**Task to complete**
Please find all lines in the data that hold the string "发扬滋长" and copy them.

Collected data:

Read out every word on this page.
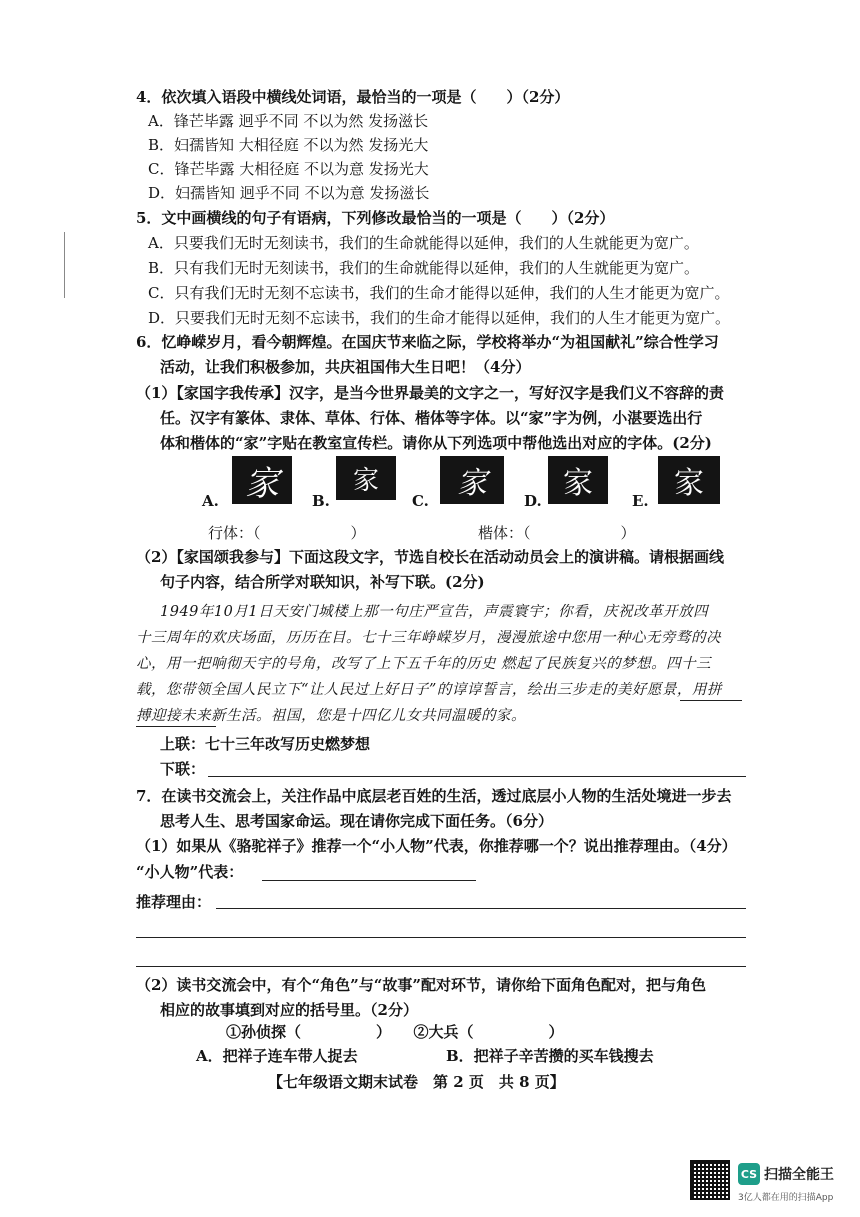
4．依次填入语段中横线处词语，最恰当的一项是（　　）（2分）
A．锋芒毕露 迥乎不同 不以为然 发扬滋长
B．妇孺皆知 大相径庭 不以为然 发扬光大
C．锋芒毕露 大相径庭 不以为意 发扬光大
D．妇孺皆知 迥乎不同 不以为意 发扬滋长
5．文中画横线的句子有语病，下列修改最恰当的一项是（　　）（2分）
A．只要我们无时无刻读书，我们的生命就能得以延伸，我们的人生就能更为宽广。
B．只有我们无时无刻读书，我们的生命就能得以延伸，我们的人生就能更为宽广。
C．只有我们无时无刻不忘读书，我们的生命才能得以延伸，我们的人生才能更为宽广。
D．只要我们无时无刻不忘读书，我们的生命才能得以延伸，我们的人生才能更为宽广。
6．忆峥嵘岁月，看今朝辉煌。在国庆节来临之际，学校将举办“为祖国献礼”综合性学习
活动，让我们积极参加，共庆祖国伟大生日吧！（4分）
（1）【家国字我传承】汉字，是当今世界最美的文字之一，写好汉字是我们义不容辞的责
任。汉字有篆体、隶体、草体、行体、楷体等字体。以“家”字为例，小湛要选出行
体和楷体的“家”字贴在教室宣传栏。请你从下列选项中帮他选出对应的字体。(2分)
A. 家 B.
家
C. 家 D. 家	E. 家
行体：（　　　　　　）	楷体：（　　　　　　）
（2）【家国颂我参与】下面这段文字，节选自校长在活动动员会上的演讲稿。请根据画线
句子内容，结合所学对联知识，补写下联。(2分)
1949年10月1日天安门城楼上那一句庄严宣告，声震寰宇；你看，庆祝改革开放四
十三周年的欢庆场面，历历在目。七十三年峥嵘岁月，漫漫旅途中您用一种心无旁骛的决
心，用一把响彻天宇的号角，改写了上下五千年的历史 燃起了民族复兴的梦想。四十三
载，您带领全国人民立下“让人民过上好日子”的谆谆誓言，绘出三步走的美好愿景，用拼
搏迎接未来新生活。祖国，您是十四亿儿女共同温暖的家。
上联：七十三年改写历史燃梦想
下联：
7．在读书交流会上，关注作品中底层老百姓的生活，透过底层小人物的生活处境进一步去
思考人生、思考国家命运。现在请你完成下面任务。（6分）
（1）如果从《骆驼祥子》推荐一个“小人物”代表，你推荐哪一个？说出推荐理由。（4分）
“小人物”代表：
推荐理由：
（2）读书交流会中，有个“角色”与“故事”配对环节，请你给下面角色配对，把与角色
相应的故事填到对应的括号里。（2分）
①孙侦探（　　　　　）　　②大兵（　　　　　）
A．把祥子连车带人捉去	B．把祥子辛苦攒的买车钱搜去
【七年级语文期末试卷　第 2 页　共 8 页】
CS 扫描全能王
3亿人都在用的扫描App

**Expected answer**
A．锋芒毕露 迥乎不同 不以为然 发扬滋长
D．妇孺皆知 迥乎不同 不以为意 发扬滋长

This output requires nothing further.